-- Start Data extract --
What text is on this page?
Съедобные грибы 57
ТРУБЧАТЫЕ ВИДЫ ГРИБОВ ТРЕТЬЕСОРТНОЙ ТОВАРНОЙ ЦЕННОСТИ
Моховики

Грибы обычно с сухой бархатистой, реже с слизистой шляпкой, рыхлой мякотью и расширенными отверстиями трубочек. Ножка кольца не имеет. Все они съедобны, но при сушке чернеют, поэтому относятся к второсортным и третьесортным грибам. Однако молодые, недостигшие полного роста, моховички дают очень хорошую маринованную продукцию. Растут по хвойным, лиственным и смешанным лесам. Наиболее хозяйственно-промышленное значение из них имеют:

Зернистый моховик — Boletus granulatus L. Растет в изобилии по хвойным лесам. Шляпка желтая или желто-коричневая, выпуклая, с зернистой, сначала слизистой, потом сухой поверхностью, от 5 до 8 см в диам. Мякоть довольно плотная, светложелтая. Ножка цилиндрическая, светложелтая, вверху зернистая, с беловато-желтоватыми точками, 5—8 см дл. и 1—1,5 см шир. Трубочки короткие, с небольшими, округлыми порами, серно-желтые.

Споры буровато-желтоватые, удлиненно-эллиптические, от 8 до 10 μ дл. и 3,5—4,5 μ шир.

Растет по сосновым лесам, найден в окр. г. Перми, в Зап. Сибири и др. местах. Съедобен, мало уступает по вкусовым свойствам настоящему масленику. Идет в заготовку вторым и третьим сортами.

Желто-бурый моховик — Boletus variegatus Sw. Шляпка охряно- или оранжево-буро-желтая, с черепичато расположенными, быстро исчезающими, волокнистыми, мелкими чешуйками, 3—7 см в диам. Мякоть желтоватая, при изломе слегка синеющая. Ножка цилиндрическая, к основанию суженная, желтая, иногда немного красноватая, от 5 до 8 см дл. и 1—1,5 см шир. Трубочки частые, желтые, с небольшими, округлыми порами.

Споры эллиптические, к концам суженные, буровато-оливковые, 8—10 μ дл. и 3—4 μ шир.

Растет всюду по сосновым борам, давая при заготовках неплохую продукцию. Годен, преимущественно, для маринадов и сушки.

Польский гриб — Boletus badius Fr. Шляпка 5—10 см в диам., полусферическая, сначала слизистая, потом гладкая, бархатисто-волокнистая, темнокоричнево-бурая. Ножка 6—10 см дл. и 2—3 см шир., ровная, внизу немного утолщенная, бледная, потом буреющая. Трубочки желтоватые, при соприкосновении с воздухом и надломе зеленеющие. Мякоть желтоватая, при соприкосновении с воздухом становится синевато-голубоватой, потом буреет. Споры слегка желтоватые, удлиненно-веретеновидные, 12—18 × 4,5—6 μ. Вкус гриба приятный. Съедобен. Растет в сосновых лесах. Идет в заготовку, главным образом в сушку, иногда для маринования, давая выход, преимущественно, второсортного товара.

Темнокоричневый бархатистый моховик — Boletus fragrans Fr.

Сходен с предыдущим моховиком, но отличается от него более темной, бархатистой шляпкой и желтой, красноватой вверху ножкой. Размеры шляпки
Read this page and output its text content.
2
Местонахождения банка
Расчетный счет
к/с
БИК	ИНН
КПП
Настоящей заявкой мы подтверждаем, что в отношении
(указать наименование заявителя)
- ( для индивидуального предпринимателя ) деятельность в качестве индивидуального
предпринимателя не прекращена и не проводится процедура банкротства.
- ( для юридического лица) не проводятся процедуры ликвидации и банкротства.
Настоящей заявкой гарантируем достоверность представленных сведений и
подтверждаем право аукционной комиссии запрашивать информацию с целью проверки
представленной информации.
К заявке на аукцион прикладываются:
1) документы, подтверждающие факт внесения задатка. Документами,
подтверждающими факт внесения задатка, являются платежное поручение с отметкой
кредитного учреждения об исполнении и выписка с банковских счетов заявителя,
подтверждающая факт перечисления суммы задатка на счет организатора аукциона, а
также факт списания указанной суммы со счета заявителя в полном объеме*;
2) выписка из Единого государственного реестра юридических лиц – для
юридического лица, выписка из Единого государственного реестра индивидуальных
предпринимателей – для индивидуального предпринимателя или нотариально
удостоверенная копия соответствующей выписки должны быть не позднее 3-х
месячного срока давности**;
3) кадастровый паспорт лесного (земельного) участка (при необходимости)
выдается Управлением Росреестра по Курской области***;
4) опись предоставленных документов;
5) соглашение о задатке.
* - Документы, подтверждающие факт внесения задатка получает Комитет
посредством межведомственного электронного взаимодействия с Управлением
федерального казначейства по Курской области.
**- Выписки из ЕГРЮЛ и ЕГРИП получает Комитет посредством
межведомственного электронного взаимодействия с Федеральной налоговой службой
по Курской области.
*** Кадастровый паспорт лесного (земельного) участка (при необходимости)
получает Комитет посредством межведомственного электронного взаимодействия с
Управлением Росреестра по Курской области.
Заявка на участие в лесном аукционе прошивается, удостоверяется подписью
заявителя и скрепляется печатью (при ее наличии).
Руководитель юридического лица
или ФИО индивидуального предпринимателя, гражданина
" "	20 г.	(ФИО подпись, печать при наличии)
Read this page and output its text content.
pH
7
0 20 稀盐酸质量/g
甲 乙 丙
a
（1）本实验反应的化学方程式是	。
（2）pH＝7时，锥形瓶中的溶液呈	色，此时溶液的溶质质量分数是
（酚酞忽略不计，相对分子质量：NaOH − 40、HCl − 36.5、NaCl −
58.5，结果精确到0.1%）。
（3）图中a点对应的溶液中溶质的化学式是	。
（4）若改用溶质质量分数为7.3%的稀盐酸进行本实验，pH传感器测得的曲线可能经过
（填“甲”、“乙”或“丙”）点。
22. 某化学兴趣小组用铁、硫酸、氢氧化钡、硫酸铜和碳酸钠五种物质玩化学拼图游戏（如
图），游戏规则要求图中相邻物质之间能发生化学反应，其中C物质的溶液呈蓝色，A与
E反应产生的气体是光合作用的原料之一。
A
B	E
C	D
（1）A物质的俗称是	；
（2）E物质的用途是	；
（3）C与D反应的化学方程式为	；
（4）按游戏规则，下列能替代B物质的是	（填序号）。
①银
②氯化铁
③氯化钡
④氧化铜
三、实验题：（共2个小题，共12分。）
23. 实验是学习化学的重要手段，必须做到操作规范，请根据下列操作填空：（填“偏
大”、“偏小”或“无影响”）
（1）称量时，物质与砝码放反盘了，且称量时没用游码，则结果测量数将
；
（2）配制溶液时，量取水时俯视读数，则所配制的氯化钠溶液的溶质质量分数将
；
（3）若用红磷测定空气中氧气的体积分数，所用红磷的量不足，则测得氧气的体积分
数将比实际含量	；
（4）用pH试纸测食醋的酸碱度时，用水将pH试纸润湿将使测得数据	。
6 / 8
-- End Data extract --
What to do: Every entry in the listing must be retyped exactly.

Reply to the exercise:
What text is on this page?
Съедобные грибы 57
ТРУБЧАТЫЕ ВИДЫ ГРИБОВ ТРЕТЬЕСОРТНОЙ ТОВАРНОЙ ЦЕННОСТИ
Моховики

Грибы обычно с сухой бархатистой, реже с слизистой шляпкой, рыхлой мякотью и расширенными отверстиями трубочек. Ножка кольца не имеет. Все они съедобны, но при сушке чернеют, поэтому относятся к второсортным и третьесортным грибам. Однако молодые, недостигшие полного роста, моховички дают очень хорошую маринованную продукцию. Растут по хвойным, лиственным и смешанным лесам. Наиболее хозяйственно-промышленное значение из них имеют:

Зернистый моховик — Boletus granulatus L. Растет в изобилии по хвойным лесам. Шляпка желтая или желто-коричневая, выпуклая, с зернистой, сначала слизистой, потом сухой поверхностью, от 5 до 8 см в диам. Мякоть довольно плотная, светложелтая. Ножка цилиндрическая, светложелтая, вверху зернистая, с беловато-желтоватыми точками, 5—8 см дл. и 1—1,5 см шир. Трубочки короткие, с небольшими, округлыми порами, серно-желтые.

Споры буровато-желтоватые, удлиненно-эллиптические, от 8 до 10 μ дл. и 3,5—4,5 μ шир.

Растет по сосновым лесам, найден в окр. г. Перми, в Зап. Сибири и др. местах. Съедобен, мало уступает по вкусовым свойствам настоящему масленику. Идет в заготовку вторым и третьим сортами.

Желто-бурый моховик — Boletus variegatus Sw. Шляпка охряно- или оранжево-буро-желтая, с черепичато расположенными, быстро исчезающими, волокнистыми, мелкими чешуйками, 3—7 см в диам. Мякоть желтоватая, при изломе слегка синеющая. Ножка цилиндрическая, к основанию суженная, желтая, иногда немного красноватая, от 5 до 8 см дл. и 1—1,5 см шир. Трубочки частые, желтые, с небольшими, округлыми порами.

Споры эллиптические, к концам суженные, буровато-оливковые, 8—10 μ дл. и 3—4 μ шир.

Растет всюду по сосновым борам, давая при заготовках неплохую продукцию. Годен, преимущественно, для маринадов и сушки.

Польский гриб — Boletus badius Fr. Шляпка 5—10 см в диам., полусферическая, сначала слизистая, потом гладкая, бархатисто-волокнистая, темнокоричнево-бурая. Ножка 6—10 см дл. и 2—3 см шир., ровная, внизу немного утолщенная, бледная, потом буреющая. Трубочки желтоватые, при соприкосновении с воздухом и надломе зеленеющие. Мякоть желтоватая, при соприкосновении с воздухом становится синевато-голубоватой, потом буреет. Споры слегка желтоватые, удлиненно-веретеновидные, 12—18 × 4,5—6 μ. Вкус гриба приятный. Съедобен. Растет в сосновых лесах. Идет в заготовку, главным образом в сушку, иногда для маринования, давая выход, преимущественно, второсортного товара.

Темнокоричневый бархатистый моховик — Boletus fragrans Fr.

Сходен с предыдущим моховиком, но отличается от него более темной, бархатистой шляпкой и желтой, красноватой вверху ножкой. Размеры шляпки
Read this page and output its text content.
2
Местонахождения банка
Расчетный счет
к/с
БИК	ИНН
КПП
Настоящей заявкой мы подтверждаем, что в отношении
(указать наименование заявителя)
- ( для индивидуального предпринимателя ) деятельность в качестве индивидуального
предпринимателя не прекращена и не проводится процедура банкротства.
- ( для юридического лица) не проводятся процедуры ликвидации и банкротства.
Настоящей заявкой гарантируем достоверность представленных сведений и
подтверждаем право аукционной комиссии запрашивать информацию с целью проверки
представленной информации.
К заявке на аукцион прикладываются:
1) документы, подтверждающие факт внесения задатка. Документами,
подтверждающими факт внесения задатка, являются платежное поручение с отметкой
кредитного учреждения об исполнении и выписка с банковских счетов заявителя,
подтверждающая факт перечисления суммы задатка на счет организатора аукциона, а
также факт списания указанной суммы со счета заявителя в полном объеме*;
2) выписка из Единого государственного реестра юридических лиц – для
юридического лица, выписка из Единого государственного реестра индивидуальных
предпринимателей – для индивидуального предпринимателя или нотариально
удостоверенная копия соответствующей выписки должны быть не позднее 3-х
месячного срока давности**;
3) кадастровый паспорт лесного (земельного) участка (при необходимости)
выдается Управлением Росреестра по Курской области***;
4) опись предоставленных документов;
5) соглашение о задатке.
* - Документы, подтверждающие факт внесения задатка получает Комитет
посредством межведомственного электронного взаимодействия с Управлением
федерального казначейства по Курской области.
**- Выписки из ЕГРЮЛ и ЕГРИП получает Комитет посредством
межведомственного электронного взаимодействия с Федеральной налоговой службой
по Курской области.
*** Кадастровый паспорт лесного (земельного) участка (при необходимости)
получает Комитет посредством межведомственного электронного взаимодействия с
Управлением Росреестра по Курской области.
Заявка на участие в лесном аукционе прошивается, удостоверяется подписью
заявителя и скрепляется печатью (при ее наличии).
Руководитель юридического лица
или ФИО индивидуального предпринимателя, гражданина
" "	20 г.	(ФИО подпись, печать при наличии)
Read this page and output its text content.
pH
7
0 20 稀盐酸质量/g
甲 乙 丙
a
（1）本实验反应的化学方程式是	。
（2）pH＝7时，锥形瓶中的溶液呈	色，此时溶液的溶质质量分数是
（酚酞忽略不计，相对分子质量：NaOH − 40、HCl − 36.5、NaCl −
58.5，结果精确到0.1%）。
（3）图中a点对应的溶液中溶质的化学式是	。
（4）若改用溶质质量分数为7.3%的稀盐酸进行本实验，pH传感器测得的曲线可能经过
（填“甲”、“乙”或“丙”）点。
22. 某化学兴趣小组用铁、硫酸、氢氧化钡、硫酸铜和碳酸钠五种物质玩化学拼图游戏（如
图），游戏规则要求图中相邻物质之间能发生化学反应，其中C物质的溶液呈蓝色，A与
E反应产生的气体是光合作用的原料之一。
A
B	E
C	D
（1）A物质的俗称是	；
（2）E物质的用途是	；
（3）C与D反应的化学方程式为	；
（4）按游戏规则，下列能替代B物质的是	（填序号）。
①银
②氯化铁
③氯化钡
④氧化铜
三、实验题：（共2个小题，共12分。）
23. 实验是学习化学的重要手段，必须做到操作规范，请根据下列操作填空：（填“偏
大”、“偏小”或“无影响”）
（1）称量时，物质与砝码放反盘了，且称量时没用游码，则结果测量数将
；
（2）配制溶液时，量取水时俯视读数，则所配制的氯化钠溶液的溶质质量分数将
；
（3）若用红磷测定空气中氧气的体积分数，所用红磷的量不足，则测得氧气的体积分
数将比实际含量	；
（4）用pH试纸测食醋的酸碱度时，用水将pH试纸润湿将使测得数据	。
6 / 8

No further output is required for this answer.